(Records excerpted from a collection)
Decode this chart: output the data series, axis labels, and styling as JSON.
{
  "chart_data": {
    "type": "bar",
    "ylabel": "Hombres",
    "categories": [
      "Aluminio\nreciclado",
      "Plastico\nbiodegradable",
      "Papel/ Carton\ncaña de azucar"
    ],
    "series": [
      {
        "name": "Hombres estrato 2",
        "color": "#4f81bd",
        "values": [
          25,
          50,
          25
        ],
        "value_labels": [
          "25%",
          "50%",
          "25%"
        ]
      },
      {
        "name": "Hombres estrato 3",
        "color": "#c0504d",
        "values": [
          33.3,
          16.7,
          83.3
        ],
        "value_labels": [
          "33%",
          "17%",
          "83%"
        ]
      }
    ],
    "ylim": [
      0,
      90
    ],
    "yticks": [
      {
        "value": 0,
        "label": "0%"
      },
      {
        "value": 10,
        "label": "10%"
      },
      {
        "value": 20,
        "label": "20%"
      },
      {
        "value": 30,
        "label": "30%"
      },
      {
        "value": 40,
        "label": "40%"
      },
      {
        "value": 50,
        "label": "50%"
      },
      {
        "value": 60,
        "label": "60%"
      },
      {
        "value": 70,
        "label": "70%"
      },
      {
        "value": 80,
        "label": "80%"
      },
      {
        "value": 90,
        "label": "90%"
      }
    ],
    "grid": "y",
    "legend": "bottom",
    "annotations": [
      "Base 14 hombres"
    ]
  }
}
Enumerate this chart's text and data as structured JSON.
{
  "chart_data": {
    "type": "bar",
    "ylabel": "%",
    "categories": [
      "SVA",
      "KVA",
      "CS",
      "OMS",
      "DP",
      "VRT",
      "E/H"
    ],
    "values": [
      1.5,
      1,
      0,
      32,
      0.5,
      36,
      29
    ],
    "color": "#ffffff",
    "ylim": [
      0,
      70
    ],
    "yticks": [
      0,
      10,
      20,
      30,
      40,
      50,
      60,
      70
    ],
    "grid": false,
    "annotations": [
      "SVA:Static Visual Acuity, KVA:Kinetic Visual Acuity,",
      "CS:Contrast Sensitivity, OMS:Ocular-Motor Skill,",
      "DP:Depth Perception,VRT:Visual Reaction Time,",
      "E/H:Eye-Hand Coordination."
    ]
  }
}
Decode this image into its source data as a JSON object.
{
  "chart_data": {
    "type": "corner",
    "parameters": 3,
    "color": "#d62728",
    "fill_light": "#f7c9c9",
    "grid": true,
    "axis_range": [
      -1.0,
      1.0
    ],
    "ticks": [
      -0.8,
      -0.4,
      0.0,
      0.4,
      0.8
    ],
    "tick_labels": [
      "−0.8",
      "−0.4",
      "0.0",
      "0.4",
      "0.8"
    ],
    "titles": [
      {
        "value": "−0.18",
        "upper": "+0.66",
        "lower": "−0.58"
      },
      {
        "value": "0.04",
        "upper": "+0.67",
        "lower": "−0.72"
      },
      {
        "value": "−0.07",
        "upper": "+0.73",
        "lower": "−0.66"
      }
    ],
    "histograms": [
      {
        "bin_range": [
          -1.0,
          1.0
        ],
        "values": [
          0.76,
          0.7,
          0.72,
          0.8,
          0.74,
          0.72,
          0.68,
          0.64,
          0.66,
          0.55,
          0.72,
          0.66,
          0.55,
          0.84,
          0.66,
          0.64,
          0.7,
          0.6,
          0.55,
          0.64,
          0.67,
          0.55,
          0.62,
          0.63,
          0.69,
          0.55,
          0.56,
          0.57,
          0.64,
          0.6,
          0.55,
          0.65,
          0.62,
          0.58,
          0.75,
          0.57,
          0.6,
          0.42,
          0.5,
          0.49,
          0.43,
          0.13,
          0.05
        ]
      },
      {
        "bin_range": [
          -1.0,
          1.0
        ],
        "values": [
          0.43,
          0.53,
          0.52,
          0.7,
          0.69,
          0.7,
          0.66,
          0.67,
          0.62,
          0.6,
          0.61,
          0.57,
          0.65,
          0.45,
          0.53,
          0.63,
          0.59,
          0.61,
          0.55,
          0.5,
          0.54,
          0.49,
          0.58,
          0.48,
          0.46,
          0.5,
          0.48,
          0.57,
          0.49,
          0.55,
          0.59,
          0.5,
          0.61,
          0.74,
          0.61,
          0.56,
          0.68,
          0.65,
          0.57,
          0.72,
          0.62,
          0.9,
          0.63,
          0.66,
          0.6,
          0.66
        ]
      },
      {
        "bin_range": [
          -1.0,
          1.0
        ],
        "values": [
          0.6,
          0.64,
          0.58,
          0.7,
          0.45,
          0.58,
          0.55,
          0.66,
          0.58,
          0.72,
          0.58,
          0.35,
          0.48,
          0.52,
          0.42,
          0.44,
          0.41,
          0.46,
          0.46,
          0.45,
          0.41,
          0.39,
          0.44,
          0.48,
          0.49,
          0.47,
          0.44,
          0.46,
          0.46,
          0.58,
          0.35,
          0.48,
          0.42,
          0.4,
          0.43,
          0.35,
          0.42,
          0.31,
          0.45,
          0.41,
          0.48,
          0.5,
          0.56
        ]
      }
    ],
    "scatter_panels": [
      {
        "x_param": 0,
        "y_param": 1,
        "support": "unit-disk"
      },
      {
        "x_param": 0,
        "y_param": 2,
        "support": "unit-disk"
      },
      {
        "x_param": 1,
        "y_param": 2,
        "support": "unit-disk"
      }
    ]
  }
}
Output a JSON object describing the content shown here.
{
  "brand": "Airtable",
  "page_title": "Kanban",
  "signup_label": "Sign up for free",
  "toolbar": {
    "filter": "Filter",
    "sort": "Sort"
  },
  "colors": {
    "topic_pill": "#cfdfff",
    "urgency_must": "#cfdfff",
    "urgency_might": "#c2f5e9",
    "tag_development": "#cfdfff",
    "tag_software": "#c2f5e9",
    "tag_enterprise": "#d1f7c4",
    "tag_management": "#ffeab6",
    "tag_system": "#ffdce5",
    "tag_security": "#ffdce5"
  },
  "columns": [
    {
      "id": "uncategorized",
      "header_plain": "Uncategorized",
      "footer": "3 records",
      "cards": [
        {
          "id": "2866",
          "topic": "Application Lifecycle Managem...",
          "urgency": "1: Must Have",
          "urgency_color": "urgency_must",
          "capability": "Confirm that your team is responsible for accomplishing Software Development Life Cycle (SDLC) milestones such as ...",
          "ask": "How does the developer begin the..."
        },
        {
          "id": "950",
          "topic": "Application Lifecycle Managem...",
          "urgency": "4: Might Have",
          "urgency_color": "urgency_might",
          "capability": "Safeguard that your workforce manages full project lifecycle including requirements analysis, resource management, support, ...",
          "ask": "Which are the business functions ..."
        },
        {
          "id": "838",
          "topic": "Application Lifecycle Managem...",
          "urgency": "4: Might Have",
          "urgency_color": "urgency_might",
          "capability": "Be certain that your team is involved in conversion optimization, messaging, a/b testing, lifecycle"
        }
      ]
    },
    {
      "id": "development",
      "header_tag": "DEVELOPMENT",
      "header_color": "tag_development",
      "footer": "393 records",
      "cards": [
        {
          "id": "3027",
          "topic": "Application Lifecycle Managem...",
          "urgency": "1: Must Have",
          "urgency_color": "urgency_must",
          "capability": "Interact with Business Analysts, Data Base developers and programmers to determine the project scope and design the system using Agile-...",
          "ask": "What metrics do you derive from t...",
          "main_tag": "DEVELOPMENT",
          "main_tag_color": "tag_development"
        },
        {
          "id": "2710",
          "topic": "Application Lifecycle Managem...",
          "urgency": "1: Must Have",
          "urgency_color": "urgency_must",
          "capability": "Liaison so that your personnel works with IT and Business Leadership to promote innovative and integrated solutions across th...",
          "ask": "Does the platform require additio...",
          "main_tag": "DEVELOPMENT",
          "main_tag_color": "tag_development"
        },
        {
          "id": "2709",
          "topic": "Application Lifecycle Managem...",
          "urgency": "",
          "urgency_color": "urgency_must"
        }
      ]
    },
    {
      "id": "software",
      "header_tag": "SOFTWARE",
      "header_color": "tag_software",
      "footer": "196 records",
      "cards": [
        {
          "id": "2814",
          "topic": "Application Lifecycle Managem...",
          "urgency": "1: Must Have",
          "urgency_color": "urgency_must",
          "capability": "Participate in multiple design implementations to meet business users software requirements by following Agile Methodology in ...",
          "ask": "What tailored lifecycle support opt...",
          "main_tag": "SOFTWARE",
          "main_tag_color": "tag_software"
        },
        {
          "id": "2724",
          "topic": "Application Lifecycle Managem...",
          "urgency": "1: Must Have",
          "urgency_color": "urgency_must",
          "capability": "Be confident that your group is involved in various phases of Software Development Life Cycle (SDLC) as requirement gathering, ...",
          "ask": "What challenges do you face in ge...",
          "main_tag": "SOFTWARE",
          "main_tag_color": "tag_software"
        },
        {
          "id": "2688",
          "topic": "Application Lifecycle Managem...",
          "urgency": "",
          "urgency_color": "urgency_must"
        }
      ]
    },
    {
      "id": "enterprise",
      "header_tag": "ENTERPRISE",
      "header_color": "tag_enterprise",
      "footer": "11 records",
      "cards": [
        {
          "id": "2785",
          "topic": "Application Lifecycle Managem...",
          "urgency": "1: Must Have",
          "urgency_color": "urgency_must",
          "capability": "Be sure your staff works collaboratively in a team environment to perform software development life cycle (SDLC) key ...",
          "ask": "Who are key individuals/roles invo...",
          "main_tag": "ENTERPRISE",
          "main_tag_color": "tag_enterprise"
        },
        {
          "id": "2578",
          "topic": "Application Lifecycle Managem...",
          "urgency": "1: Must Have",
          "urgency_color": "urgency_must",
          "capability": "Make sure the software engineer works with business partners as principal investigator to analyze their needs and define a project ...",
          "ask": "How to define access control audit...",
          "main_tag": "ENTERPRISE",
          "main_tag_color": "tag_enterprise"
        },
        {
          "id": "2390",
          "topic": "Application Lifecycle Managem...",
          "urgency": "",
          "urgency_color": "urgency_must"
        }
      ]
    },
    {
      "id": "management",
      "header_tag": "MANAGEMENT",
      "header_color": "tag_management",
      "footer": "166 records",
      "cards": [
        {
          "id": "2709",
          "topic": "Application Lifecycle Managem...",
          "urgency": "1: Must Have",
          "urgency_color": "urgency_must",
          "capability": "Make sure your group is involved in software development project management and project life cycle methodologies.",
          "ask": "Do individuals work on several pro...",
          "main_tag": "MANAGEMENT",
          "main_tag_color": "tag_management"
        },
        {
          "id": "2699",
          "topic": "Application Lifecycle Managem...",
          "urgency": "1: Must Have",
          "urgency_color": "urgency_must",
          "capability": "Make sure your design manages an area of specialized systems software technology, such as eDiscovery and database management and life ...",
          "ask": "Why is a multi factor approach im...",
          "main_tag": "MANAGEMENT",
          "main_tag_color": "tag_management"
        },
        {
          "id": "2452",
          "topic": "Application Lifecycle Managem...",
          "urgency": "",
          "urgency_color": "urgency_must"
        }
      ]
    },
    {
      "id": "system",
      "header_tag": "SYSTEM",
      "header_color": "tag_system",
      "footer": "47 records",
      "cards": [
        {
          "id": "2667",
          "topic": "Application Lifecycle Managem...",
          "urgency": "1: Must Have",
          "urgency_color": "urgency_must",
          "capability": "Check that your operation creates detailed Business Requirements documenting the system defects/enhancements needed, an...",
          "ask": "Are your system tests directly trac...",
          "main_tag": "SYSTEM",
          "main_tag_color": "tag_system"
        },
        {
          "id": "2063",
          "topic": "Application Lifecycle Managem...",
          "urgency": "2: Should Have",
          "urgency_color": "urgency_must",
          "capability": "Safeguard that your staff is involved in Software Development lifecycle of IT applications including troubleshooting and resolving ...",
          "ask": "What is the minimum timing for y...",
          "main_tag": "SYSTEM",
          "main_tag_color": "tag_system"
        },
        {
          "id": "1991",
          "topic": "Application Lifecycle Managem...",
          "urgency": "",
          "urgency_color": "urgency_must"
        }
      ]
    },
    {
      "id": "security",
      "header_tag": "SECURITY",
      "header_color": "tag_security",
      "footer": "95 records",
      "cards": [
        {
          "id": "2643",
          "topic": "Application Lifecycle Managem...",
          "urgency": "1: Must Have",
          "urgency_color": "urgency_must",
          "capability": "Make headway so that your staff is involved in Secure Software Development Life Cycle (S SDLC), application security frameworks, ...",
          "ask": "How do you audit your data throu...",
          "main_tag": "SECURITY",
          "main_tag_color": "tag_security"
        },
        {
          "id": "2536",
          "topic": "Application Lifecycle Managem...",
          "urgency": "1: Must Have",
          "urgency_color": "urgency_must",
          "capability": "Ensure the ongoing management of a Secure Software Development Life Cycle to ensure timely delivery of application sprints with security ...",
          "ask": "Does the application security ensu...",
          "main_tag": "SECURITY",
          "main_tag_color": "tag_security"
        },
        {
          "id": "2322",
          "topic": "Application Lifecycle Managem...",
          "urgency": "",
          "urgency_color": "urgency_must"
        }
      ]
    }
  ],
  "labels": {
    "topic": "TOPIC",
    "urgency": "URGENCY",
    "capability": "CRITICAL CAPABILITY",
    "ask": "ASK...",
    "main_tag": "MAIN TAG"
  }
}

WHAT THE EXERCISE ASKS:
Of all the lines in the data above, state how many include "project". Say only the number.

CORRECT RESPONSE:
4